● **Given exercise**
Determine which lines of the records include the word "name", and copy them.

Start of Dataset content

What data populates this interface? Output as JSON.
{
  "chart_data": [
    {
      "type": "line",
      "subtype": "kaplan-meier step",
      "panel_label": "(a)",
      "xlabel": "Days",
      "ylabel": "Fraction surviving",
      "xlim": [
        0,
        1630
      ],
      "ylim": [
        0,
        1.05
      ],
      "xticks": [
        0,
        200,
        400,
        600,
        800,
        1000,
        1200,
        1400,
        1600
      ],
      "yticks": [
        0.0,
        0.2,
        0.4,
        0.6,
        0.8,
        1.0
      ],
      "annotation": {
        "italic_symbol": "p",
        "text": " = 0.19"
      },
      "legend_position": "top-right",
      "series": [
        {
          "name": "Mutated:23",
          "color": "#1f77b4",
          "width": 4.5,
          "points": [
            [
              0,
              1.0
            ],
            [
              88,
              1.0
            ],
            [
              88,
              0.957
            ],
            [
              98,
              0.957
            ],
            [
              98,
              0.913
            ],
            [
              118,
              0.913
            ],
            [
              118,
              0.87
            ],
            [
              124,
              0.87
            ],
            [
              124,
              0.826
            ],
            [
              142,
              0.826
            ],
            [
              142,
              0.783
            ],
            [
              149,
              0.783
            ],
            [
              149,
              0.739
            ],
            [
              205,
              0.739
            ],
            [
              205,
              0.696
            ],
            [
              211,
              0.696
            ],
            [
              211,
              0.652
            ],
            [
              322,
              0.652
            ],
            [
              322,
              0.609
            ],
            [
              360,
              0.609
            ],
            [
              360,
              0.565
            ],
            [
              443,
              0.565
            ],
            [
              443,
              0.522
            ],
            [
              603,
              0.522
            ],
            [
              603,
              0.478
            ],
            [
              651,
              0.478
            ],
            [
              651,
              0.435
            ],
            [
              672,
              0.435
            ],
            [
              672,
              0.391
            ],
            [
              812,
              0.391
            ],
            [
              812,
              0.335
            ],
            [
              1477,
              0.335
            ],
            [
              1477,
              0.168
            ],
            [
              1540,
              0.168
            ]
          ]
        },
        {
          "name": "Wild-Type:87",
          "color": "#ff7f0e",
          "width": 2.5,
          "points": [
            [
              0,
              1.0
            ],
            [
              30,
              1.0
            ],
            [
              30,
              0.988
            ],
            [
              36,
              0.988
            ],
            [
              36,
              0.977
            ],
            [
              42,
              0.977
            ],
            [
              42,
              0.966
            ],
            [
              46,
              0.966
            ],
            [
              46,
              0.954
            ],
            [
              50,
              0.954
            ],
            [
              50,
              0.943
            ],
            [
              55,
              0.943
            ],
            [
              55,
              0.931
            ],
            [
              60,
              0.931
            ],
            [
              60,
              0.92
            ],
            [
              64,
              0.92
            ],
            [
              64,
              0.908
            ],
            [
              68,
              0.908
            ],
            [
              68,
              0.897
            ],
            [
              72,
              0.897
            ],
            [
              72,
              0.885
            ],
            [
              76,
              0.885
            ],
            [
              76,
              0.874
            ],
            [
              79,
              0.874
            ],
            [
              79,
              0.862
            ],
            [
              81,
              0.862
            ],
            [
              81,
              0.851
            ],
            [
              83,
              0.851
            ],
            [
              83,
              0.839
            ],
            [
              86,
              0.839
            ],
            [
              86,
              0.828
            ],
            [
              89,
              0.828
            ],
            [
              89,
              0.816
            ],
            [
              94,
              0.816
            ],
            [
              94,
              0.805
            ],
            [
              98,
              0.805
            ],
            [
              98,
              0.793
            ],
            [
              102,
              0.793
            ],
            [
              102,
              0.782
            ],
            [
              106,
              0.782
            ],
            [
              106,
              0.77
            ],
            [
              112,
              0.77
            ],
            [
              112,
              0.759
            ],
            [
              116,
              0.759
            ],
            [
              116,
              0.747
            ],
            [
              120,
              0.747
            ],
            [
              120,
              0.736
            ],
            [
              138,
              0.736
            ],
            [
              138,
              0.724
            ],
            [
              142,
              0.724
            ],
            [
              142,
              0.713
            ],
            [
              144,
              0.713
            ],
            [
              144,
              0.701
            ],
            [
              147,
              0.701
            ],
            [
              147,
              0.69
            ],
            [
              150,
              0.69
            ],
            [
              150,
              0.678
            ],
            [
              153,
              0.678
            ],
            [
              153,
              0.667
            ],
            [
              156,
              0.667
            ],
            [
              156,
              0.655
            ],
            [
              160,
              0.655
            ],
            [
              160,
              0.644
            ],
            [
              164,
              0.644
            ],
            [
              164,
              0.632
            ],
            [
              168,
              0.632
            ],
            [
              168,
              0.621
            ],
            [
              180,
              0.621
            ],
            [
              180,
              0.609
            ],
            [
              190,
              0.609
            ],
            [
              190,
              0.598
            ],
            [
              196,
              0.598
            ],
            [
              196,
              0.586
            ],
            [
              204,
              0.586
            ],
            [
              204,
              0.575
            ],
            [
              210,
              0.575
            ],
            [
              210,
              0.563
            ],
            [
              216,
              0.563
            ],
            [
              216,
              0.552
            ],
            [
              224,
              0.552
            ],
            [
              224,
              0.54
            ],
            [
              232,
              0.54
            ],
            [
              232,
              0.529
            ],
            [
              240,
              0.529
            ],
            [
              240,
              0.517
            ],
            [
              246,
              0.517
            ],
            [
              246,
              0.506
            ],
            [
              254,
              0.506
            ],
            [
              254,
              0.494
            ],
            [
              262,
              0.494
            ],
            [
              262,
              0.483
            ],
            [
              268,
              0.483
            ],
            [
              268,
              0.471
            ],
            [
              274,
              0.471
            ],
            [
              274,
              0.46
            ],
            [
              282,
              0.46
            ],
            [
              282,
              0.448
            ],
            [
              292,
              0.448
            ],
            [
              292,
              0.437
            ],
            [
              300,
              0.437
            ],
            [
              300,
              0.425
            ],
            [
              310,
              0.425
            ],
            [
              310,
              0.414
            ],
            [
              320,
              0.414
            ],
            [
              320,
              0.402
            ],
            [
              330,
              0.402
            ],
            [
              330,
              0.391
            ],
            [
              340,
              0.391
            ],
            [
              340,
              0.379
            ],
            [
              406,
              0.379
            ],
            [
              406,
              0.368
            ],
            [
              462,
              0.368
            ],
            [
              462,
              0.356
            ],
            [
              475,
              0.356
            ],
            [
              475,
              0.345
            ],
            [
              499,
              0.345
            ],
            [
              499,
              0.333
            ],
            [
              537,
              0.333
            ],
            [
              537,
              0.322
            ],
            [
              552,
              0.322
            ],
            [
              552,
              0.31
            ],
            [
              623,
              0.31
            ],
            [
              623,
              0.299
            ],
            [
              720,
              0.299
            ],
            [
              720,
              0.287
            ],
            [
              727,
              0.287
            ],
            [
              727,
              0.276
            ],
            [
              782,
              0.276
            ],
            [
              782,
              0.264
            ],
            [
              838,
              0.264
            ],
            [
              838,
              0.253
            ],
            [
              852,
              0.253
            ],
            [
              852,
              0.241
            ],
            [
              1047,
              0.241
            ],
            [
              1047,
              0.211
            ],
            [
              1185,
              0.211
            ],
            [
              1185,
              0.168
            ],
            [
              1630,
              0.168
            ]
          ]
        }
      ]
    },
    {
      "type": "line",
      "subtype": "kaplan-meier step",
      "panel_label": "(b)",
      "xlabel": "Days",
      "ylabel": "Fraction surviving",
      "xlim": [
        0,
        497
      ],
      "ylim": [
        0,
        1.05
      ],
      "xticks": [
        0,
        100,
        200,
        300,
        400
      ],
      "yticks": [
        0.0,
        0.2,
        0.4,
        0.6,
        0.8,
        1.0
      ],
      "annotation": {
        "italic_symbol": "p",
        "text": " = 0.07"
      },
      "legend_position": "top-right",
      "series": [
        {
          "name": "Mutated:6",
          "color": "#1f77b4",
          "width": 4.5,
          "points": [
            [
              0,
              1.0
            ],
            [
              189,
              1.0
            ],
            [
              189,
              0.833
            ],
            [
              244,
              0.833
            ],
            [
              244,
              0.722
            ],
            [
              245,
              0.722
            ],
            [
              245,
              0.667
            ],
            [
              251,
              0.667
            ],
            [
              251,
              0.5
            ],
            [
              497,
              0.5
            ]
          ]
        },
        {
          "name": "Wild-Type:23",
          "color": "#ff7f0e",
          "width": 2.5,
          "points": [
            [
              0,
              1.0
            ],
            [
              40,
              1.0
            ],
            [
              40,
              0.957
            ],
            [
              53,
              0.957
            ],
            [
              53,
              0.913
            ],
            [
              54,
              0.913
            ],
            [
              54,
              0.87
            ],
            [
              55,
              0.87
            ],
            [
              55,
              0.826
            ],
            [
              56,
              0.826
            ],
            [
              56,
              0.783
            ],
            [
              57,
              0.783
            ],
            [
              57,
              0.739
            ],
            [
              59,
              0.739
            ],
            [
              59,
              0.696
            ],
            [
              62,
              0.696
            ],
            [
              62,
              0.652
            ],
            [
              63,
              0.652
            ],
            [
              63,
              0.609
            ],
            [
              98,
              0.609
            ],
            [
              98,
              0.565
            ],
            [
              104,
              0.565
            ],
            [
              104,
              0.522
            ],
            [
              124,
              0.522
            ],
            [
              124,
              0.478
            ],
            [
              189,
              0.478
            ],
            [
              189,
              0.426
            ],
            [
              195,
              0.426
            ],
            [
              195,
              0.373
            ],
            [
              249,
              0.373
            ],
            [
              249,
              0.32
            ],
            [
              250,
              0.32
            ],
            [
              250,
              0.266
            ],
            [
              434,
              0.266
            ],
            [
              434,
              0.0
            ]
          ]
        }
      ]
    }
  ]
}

End of Dataset content

● **Answer to the task**
          "name": "Mutated:23",
          "name": "Wild-Type:87",
          "name": "Mutated:6",
          "name": "Wild-Type:23",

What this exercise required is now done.